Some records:
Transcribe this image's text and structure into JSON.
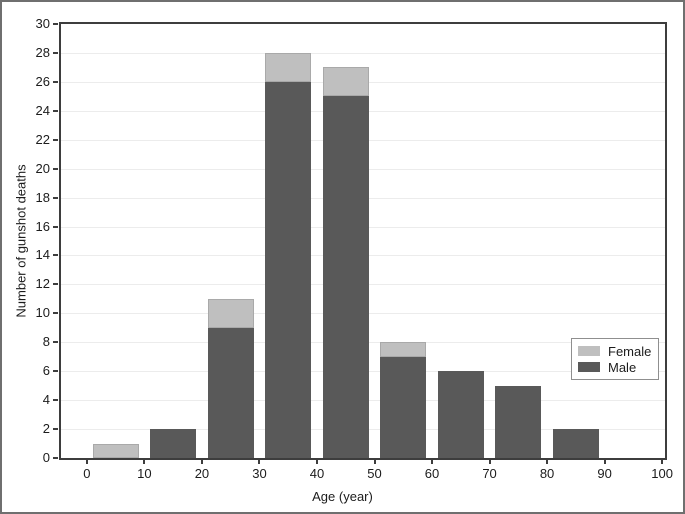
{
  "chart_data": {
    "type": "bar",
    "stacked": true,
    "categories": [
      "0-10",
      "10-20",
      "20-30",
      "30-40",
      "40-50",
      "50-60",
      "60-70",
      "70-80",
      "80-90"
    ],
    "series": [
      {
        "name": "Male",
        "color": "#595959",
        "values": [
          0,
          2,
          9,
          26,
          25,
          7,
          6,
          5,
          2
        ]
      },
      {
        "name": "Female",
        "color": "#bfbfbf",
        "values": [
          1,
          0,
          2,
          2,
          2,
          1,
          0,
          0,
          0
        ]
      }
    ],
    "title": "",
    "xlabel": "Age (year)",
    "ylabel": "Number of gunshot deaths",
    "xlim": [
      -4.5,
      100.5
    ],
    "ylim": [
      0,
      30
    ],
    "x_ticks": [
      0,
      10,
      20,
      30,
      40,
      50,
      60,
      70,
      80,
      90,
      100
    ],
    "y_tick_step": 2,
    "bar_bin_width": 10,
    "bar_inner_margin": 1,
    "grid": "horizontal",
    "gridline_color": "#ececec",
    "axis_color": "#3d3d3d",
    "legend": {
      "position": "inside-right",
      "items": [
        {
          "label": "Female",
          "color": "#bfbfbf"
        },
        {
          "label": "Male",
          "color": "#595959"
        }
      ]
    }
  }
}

---

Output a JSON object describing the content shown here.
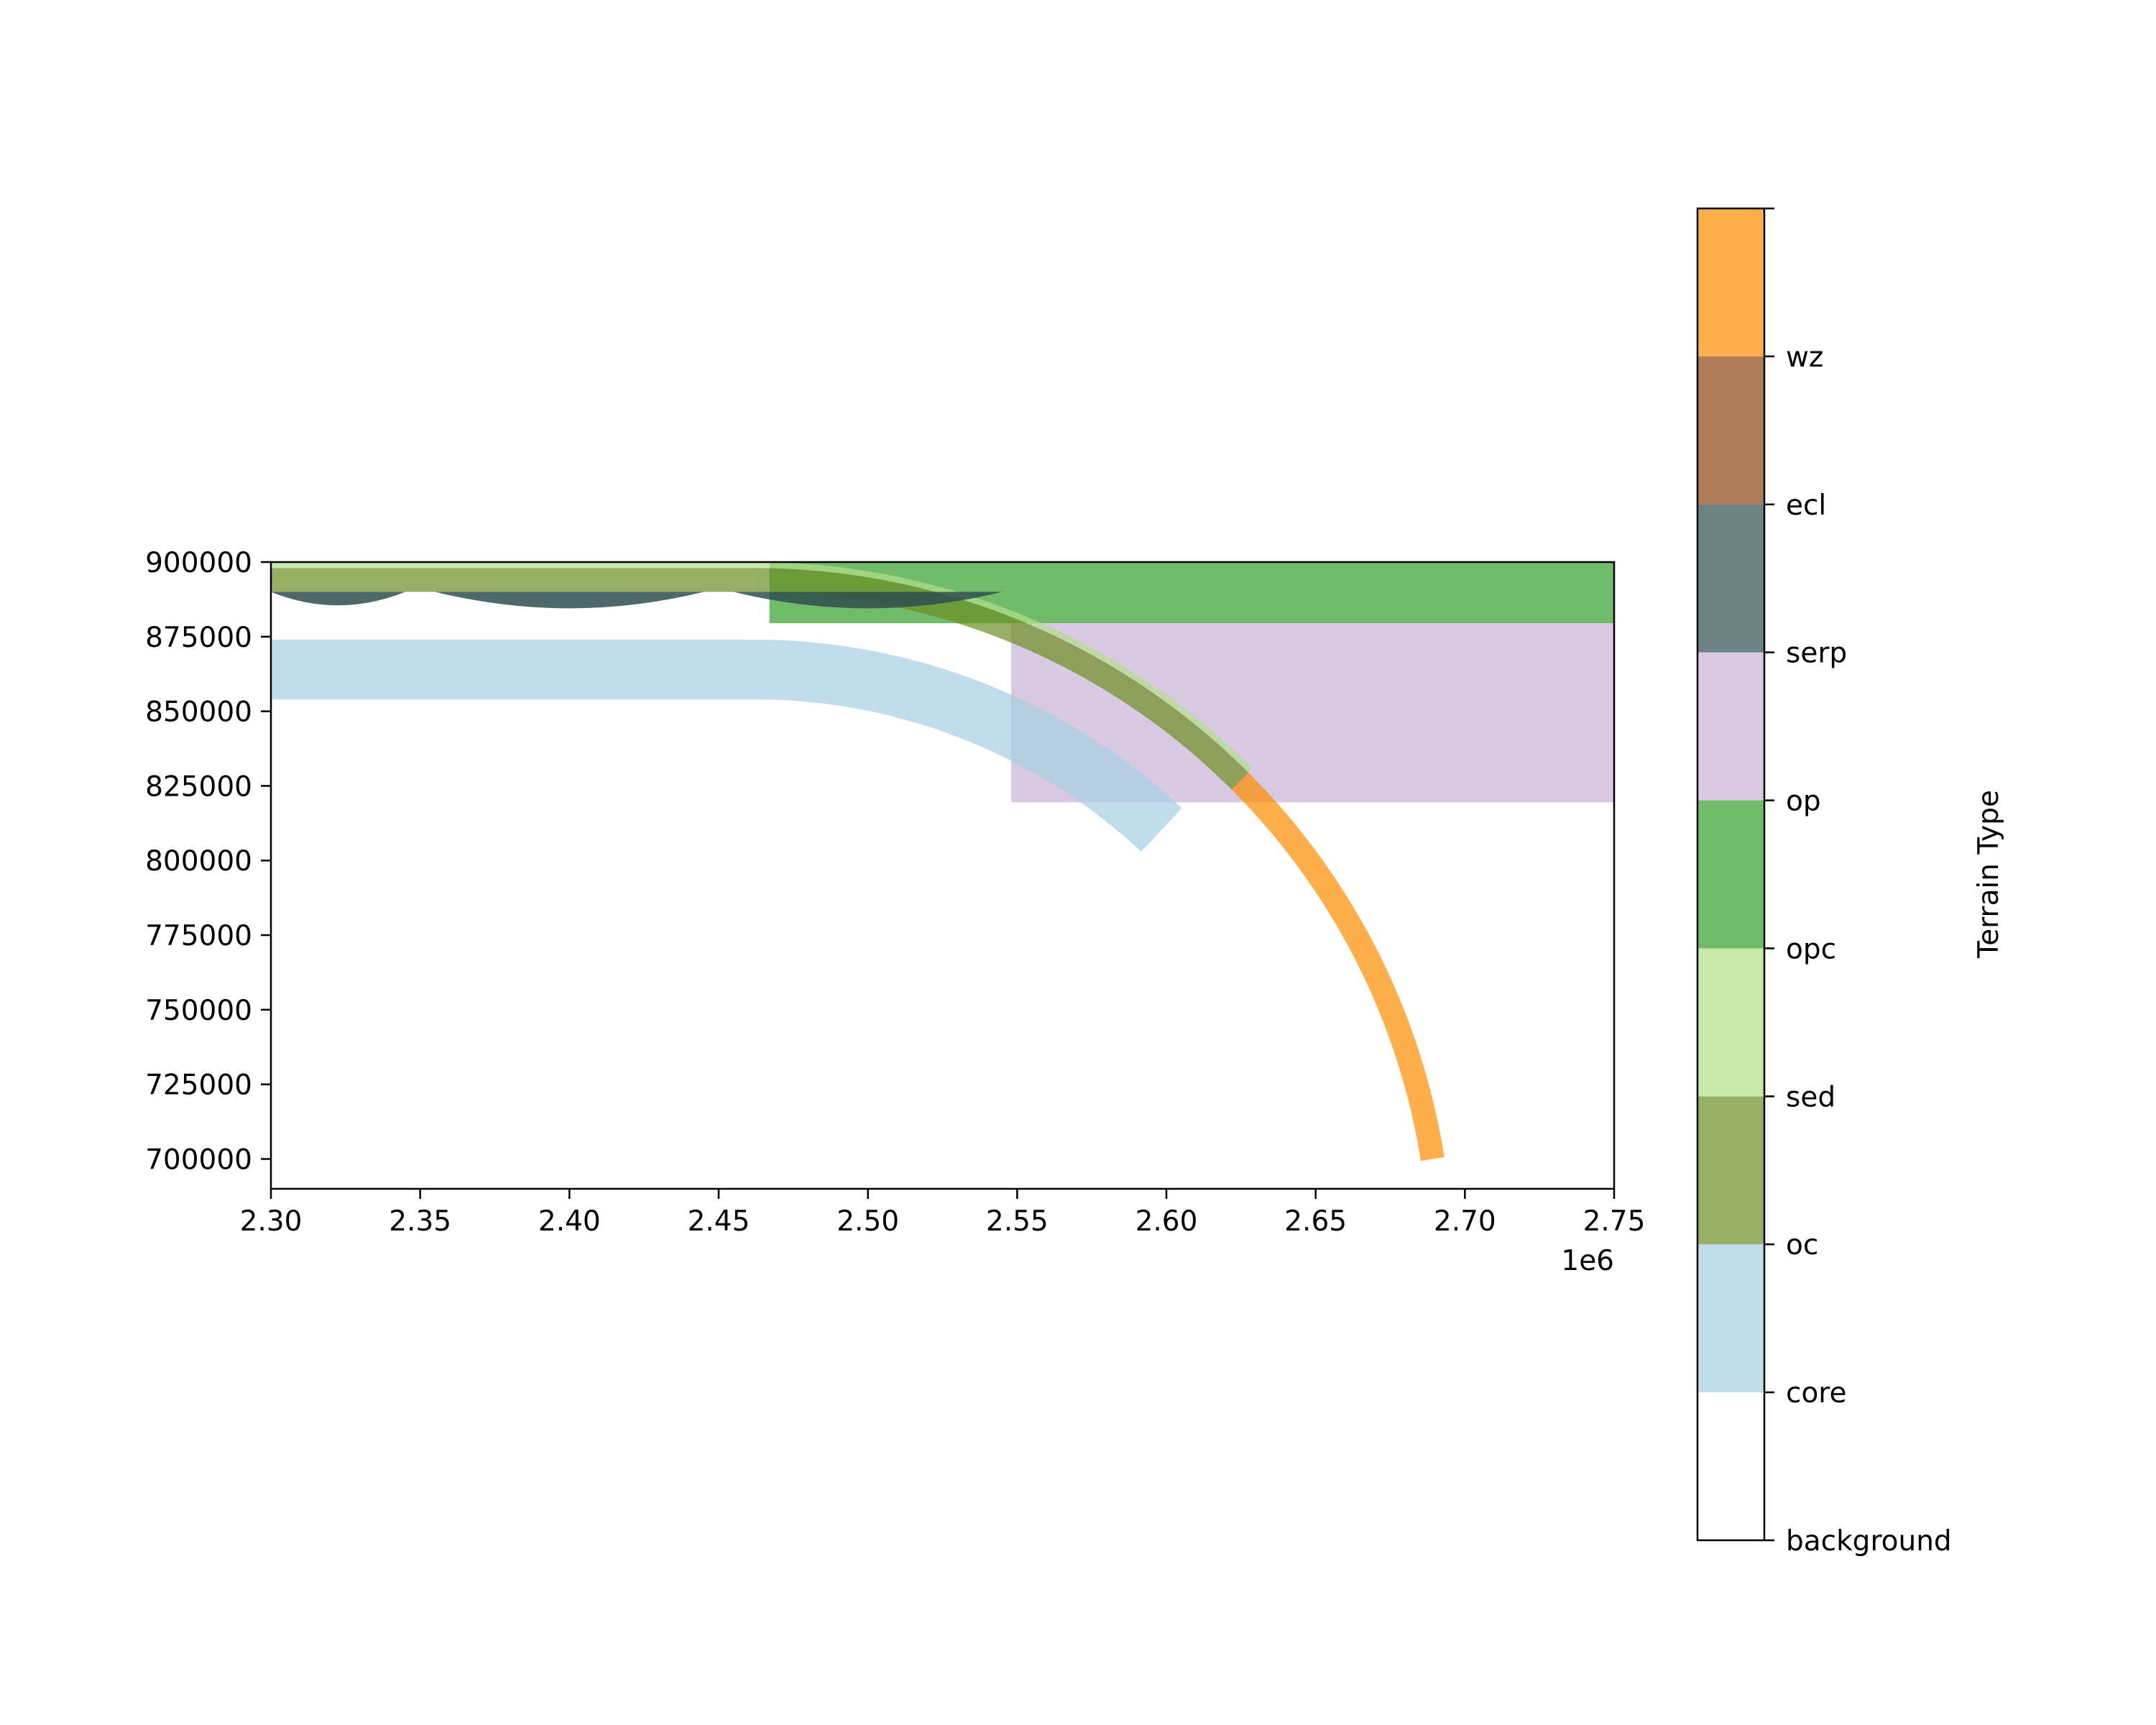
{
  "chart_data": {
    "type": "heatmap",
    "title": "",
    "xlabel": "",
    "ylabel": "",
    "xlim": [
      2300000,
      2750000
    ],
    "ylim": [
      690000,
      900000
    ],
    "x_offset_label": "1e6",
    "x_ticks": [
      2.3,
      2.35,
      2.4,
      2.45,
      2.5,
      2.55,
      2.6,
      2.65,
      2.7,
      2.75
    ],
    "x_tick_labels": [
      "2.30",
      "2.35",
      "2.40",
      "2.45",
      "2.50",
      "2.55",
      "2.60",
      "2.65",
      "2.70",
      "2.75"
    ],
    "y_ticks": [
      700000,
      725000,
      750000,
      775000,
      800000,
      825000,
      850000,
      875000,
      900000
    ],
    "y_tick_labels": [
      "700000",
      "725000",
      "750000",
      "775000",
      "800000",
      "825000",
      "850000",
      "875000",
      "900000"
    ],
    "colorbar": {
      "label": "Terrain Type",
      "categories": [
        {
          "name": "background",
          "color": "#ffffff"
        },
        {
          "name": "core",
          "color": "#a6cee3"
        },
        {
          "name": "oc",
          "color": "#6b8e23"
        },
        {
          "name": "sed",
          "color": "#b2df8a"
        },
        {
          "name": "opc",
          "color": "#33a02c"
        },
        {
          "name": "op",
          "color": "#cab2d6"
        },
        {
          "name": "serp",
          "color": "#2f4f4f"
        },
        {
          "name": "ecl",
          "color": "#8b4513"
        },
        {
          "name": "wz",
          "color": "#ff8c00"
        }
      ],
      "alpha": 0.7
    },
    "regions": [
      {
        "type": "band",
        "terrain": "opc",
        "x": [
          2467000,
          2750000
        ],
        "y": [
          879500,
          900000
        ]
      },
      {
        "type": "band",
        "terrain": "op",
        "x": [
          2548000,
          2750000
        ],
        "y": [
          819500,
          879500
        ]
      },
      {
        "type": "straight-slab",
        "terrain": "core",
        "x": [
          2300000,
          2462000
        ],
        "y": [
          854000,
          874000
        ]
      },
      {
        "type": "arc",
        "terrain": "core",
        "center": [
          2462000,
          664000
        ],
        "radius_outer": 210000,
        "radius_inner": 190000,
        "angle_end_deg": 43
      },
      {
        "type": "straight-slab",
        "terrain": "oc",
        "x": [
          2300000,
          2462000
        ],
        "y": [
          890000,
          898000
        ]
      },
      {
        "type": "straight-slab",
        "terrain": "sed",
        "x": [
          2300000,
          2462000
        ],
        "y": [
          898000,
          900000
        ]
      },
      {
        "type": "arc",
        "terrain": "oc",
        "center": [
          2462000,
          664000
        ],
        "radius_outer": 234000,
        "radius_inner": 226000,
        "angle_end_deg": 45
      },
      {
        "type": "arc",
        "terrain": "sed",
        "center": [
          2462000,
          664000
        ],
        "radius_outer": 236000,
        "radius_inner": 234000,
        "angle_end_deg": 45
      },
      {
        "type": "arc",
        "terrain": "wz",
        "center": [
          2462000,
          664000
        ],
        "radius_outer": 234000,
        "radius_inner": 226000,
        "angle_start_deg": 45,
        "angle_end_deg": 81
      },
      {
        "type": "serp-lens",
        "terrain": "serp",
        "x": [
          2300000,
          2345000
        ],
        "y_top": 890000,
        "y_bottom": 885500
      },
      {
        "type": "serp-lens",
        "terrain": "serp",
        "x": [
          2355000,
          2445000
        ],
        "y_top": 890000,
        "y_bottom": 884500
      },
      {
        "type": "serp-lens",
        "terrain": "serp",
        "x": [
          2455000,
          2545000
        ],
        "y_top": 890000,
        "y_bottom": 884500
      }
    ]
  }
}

Task
Copy out each line of the records that holds the string "ylabel".

Task answer
    "ylabel": "Number of gunshot deaths",
    "ylabel": "",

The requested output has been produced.